| TO BE DONE |
Reproduce every line of the material below verbatim, leaving out the pictures.
═════ ENTRIES
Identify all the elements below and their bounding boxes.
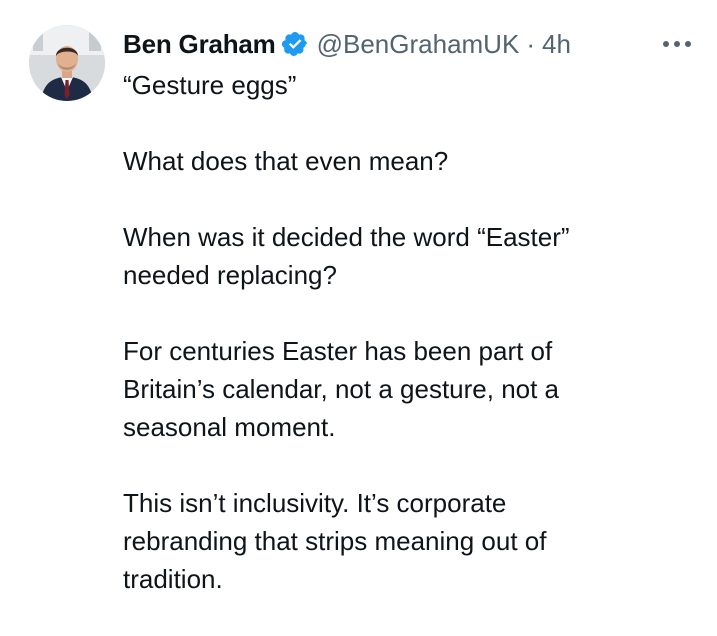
tweet-paragraph: “Gesture eggs” bbox=[123, 70, 297, 100]
timestamp[interactable]: 4h bbox=[542, 29, 571, 60]
tweet-text: “Gesture eggs” What does that even mean?… bbox=[123, 66, 683, 636]
tweet: Ben Graham @BenGrahamUK · 4h “Gesture eg… bbox=[0, 0, 717, 619]
tweet-paragraph: This isn’t inclusivity. It’s corporate r… bbox=[123, 488, 547, 594]
more-options-icon[interactable] bbox=[657, 25, 697, 63]
avatar-image bbox=[29, 25, 105, 101]
author-handle[interactable]: @BenGrahamUK bbox=[317, 29, 520, 60]
tweet-paragraph: For centuries Easter has been part of Br… bbox=[123, 336, 560, 442]
avatar[interactable] bbox=[29, 25, 105, 101]
verified-badge-icon bbox=[281, 30, 309, 58]
tweet-header: Ben Graham @BenGrahamUK · 4h bbox=[123, 25, 697, 63]
separator-dot: · bbox=[526, 28, 535, 59]
author-name[interactable]: Ben Graham bbox=[123, 29, 276, 60]
tweet-paragraph: When was it decided the word “Easter” ne… bbox=[123, 222, 570, 290]
tweet-paragraph: What does that even mean? bbox=[123, 146, 449, 176]
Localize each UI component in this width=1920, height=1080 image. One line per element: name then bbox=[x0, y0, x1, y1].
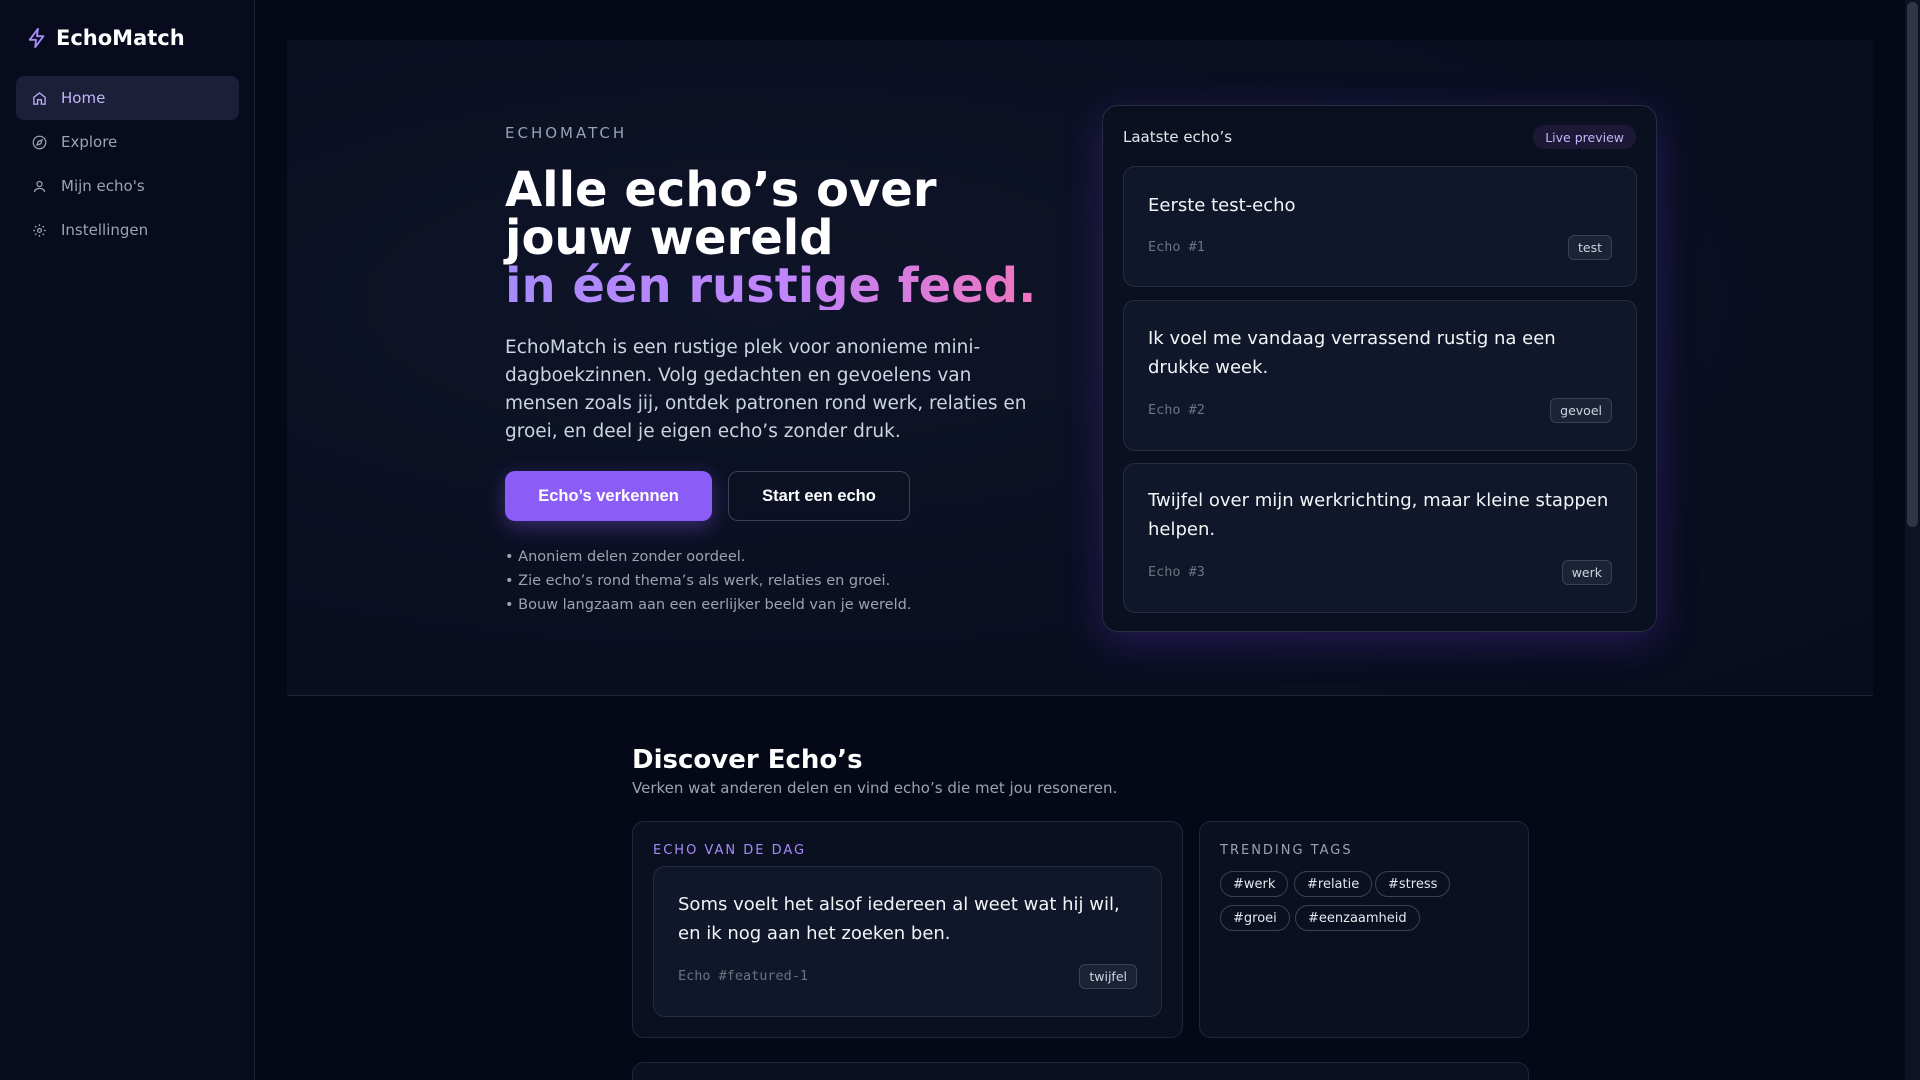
echo-tag[interactable]: test bbox=[1567, 235, 1612, 260]
trending-tags-card: TRENDING TAGS #werk #relatie #stress #gr… bbox=[1199, 821, 1529, 1038]
brand-logo[interactable]: EchoMatch bbox=[26, 26, 185, 50]
echo-text: Eerste test-echo bbox=[1148, 195, 1296, 216]
app-name: EchoMatch bbox=[56, 26, 185, 50]
live-preview-badge: Live preview bbox=[1533, 125, 1636, 149]
sidebar-item-label: Mijn echo's bbox=[61, 177, 145, 195]
bullet-item: • Zie echo’s rond thema’s als werk, rela… bbox=[505, 573, 891, 589]
page-scrollbar[interactable] bbox=[1905, 0, 1920, 1080]
sidebar-item-label: Instellingen bbox=[61, 221, 149, 239]
explore-echos-button[interactable]: Echo’s verkennen bbox=[505, 471, 712, 521]
lightning-icon bbox=[28, 27, 45, 49]
sidebar-item-explore[interactable]: Explore bbox=[16, 120, 239, 164]
trending-tags-label: TRENDING TAGS bbox=[1220, 843, 1353, 858]
tag-chip[interactable]: #werk bbox=[1220, 871, 1289, 897]
echo-card[interactable]: Ik voel me vandaag verrassend rustig na … bbox=[1123, 300, 1637, 451]
scrollbar-thumb[interactable] bbox=[1907, 2, 1918, 527]
home-icon bbox=[33, 91, 46, 105]
sidebar-item-label: Explore bbox=[61, 133, 118, 151]
compass-icon bbox=[32, 135, 47, 149]
discover-subtitle: Verken wat anderen delen en vind echo’s … bbox=[632, 779, 1118, 797]
discover-title: Discover Echo’s bbox=[632, 745, 863, 775]
headline-line1: Alle echo’s over jouw wereld bbox=[505, 162, 937, 266]
preview-title: Laatste echo’s bbox=[1123, 128, 1233, 146]
echo-tag[interactable]: twijfel bbox=[1079, 964, 1137, 989]
echo-id: Echo #2 bbox=[1148, 402, 1205, 418]
echo-card[interactable]: Eerste test-echo Echo #1 test bbox=[1123, 166, 1637, 287]
sidebar-item-label: Home bbox=[61, 89, 106, 107]
echo-of-the-day-label: ECHO VAN DE DAG bbox=[653, 843, 807, 858]
hero-eyebrow: ECHOMATCH bbox=[505, 124, 628, 142]
echo-tag[interactable]: werk bbox=[1561, 560, 1612, 585]
headline-line2: in één rustige feed. bbox=[505, 262, 1065, 310]
echo-text: Soms voelt het alsof iedereen al weet wa… bbox=[678, 894, 1120, 944]
echo-id: Echo #3 bbox=[1148, 564, 1205, 580]
echo-text: Ik voel me vandaag verrassend rustig na … bbox=[1148, 328, 1556, 378]
hero-headline: Alle echo’s over jouw wereld in één rust… bbox=[505, 166, 1065, 310]
echo-text: Twijfel over mijn werkrichting, maar kle… bbox=[1148, 490, 1609, 540]
hero-bullets: • Anoniem delen zonder oordeel. • Zie ec… bbox=[505, 545, 911, 617]
start-echo-button[interactable]: Start een echo bbox=[728, 471, 910, 521]
next-section-card bbox=[632, 1062, 1529, 1080]
featured-echo-card[interactable]: Soms voelt het alsof iedereen al weet wa… bbox=[653, 866, 1162, 1017]
hero-lead: EchoMatch is een rustige plek voor anoni… bbox=[505, 337, 1027, 442]
gear-icon bbox=[33, 223, 46, 237]
tag-chip[interactable]: #groei bbox=[1220, 905, 1290, 931]
latest-echos-panel: Laatste echo’s Live preview Eerste test-… bbox=[1102, 105, 1657, 632]
sidebar-item-instellingen[interactable]: Instellingen bbox=[16, 208, 239, 252]
echo-id: Echo #1 bbox=[1148, 239, 1205, 255]
echo-tag[interactable]: gevoel bbox=[1550, 398, 1612, 423]
sidebar-item-mijn-echos[interactable]: Mijn echo's bbox=[16, 164, 239, 208]
echo-id: Echo #featured-1 bbox=[678, 968, 809, 984]
sidebar-item-home[interactable]: Home bbox=[16, 76, 239, 120]
echo-of-the-day-card: ECHO VAN DE DAG Soms voelt het alsof ied… bbox=[632, 821, 1183, 1038]
user-icon bbox=[33, 180, 46, 192]
echo-card[interactable]: Twijfel over mijn werkrichting, maar kle… bbox=[1123, 463, 1637, 613]
tag-chip[interactable]: #stress bbox=[1375, 871, 1451, 897]
bullet-item: • Anoniem delen zonder oordeel. bbox=[505, 549, 746, 565]
sidebar: EchoMatch Home Explore Mijn echo's Inste… bbox=[0, 0, 255, 1080]
sidebar-nav: Home Explore Mijn echo's Instellingen bbox=[16, 76, 239, 252]
tag-chip[interactable]: #relatie bbox=[1294, 871, 1373, 897]
tag-chip[interactable]: #eenzaamheid bbox=[1295, 905, 1420, 931]
bullet-item: • Bouw langzaam aan een eerlijker beeld … bbox=[505, 597, 912, 613]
══════════
| REPLY TO THE EXERCISE |
Identify all the elements below and their bounding boxes.
tweet-paragraph: “Gesture eggs” bbox=[123, 70, 297, 100]
timestamp[interactable]: 4h bbox=[542, 29, 571, 60]
tweet-text: “Gesture eggs” What does that even mean?… bbox=[123, 66, 683, 636]
tweet: Ben Graham @BenGrahamUK · 4h “Gesture eg… bbox=[0, 0, 717, 619]
tweet-paragraph: This isn’t inclusivity. It’s corporate r… bbox=[123, 488, 547, 594]
more-options-icon[interactable] bbox=[657, 25, 697, 63]
avatar-image bbox=[29, 25, 105, 101]
author-handle[interactable]: @BenGrahamUK bbox=[317, 29, 520, 60]
tweet-paragraph: For centuries Easter has been part of Br… bbox=[123, 336, 560, 442]
avatar[interactable] bbox=[29, 25, 105, 101]
verified-badge-icon bbox=[281, 30, 309, 58]
tweet-header: Ben Graham @BenGrahamUK · 4h bbox=[123, 25, 697, 63]
separator-dot: · bbox=[526, 28, 535, 59]
author-name[interactable]: Ben Graham bbox=[123, 29, 276, 60]
tweet-paragraph: When was it decided the word “Easter” ne… bbox=[123, 222, 570, 290]
tweet-paragraph: What does that even mean? bbox=[123, 146, 449, 176]
Localize each UI component in this width=1920, height=1080 image. One line per element: name then bbox=[x0, y0, x1, y1].
echo-tag[interactable]: test bbox=[1567, 235, 1612, 260]
trending-tags-card: TRENDING TAGS #werk #relatie #stress #gr… bbox=[1199, 821, 1529, 1038]
brand-logo[interactable]: EchoMatch bbox=[26, 26, 185, 50]
echo-text: Eerste test-echo bbox=[1148, 195, 1296, 216]
app-name: EchoMatch bbox=[56, 26, 185, 50]
live-preview-badge: Live preview bbox=[1533, 125, 1636, 149]
sidebar-item-label: Mijn echo's bbox=[61, 177, 145, 195]
bullet-item: • Zie echo’s rond thema’s als werk, rela… bbox=[505, 573, 891, 589]
page-scrollbar[interactable] bbox=[1905, 0, 1920, 1080]
sidebar-item-label: Instellingen bbox=[61, 221, 149, 239]
explore-echos-button[interactable]: Echo’s verkennen bbox=[505, 471, 712, 521]
lightning-icon bbox=[28, 27, 45, 49]
sidebar-item-explore[interactable]: Explore bbox=[16, 120, 239, 164]
trending-tags-label: TRENDING TAGS bbox=[1220, 843, 1353, 858]
tag-chip[interactable]: #werk bbox=[1220, 871, 1289, 897]
echo-card[interactable]: Ik voel me vandaag verrassend rustig na … bbox=[1123, 300, 1637, 451]
scrollbar-thumb[interactable] bbox=[1907, 2, 1918, 527]
home-icon bbox=[33, 91, 46, 105]
sidebar-item-label: Explore bbox=[61, 133, 118, 151]
compass-icon bbox=[32, 135, 47, 149]
discover-subtitle: Verken wat anderen delen en vind echo’s … bbox=[632, 779, 1118, 797]
discover-title: Discover Echo’s bbox=[632, 745, 863, 775]
headline-line1: Alle echo’s over jouw wereld bbox=[505, 162, 937, 266]
preview-title: Laatste echo’s bbox=[1123, 128, 1233, 146]
echo-tag[interactable]: twijfel bbox=[1079, 964, 1137, 989]
echo-id: Echo #2 bbox=[1148, 402, 1205, 418]
echo-card[interactable]: Eerste test-echo Echo #1 test bbox=[1123, 166, 1637, 287]
sidebar-item-label: Home bbox=[61, 89, 106, 107]
echo-of-the-day-label: ECHO VAN DE DAG bbox=[653, 843, 807, 858]
hero-eyebrow: ECHOMATCH bbox=[505, 124, 628, 142]
echo-tag[interactable]: werk bbox=[1561, 560, 1612, 585]
headline-line2: in één rustige feed. bbox=[505, 262, 1065, 310]
echo-text: Soms voelt het alsof iedereen al weet wa… bbox=[678, 894, 1120, 944]
echo-id: Echo #3 bbox=[1148, 564, 1205, 580]
echo-text: Ik voel me vandaag verrassend rustig na … bbox=[1148, 328, 1556, 378]
hero-headline: Alle echo’s over jouw wereld in één rust… bbox=[505, 166, 1065, 310]
echo-text: Twijfel over mijn werkrichting, maar kle… bbox=[1148, 490, 1609, 540]
hero-bullets: • Anoniem delen zonder oordeel. • Zie ec… bbox=[505, 545, 911, 617]
start-echo-button[interactable]: Start een echo bbox=[728, 471, 910, 521]
next-section-card bbox=[632, 1062, 1529, 1080]
featured-echo-card[interactable]: Soms voelt het alsof iedereen al weet wa… bbox=[653, 866, 1162, 1017]
hero-lead: EchoMatch is een rustige plek voor anoni… bbox=[505, 337, 1027, 442]
gear-icon bbox=[33, 223, 46, 237]
tag-chip[interactable]: #groei bbox=[1220, 905, 1290, 931]
latest-echos-panel: Laatste echo’s Live preview Eerste test-… bbox=[1102, 105, 1657, 632]
sidebar-item-instellingen[interactable]: Instellingen bbox=[16, 208, 239, 252]
echo-id: Echo #1 bbox=[1148, 239, 1205, 255]
echo-tag[interactable]: gevoel bbox=[1550, 398, 1612, 423]
sidebar-item-mijn-echos[interactable]: Mijn echo's bbox=[16, 164, 239, 208]
echo-id: Echo #featured-1 bbox=[678, 968, 809, 984]
sidebar-item-home[interactable]: Home bbox=[16, 76, 239, 120]
echo-of-the-day-card: ECHO VAN DE DAG Soms voelt het alsof ied… bbox=[632, 821, 1183, 1038]
user-icon bbox=[33, 180, 46, 192]
echo-card[interactable]: Twijfel over mijn werkrichting, maar kle… bbox=[1123, 463, 1637, 613]
tag-chip[interactable]: #stress bbox=[1375, 871, 1451, 897]
bullet-item: • Anoniem delen zonder oordeel. bbox=[505, 549, 746, 565]
sidebar: EchoMatch Home Explore Mijn echo's Inste… bbox=[0, 0, 255, 1080]
sidebar-nav: Home Explore Mijn echo's Instellingen bbox=[16, 76, 239, 252]
tag-chip[interactable]: #relatie bbox=[1294, 871, 1373, 897]
tag-chip[interactable]: #eenzaamheid bbox=[1295, 905, 1420, 931]
bullet-item: • Bouw langzaam aan een eerlijker beeld … bbox=[505, 597, 912, 613]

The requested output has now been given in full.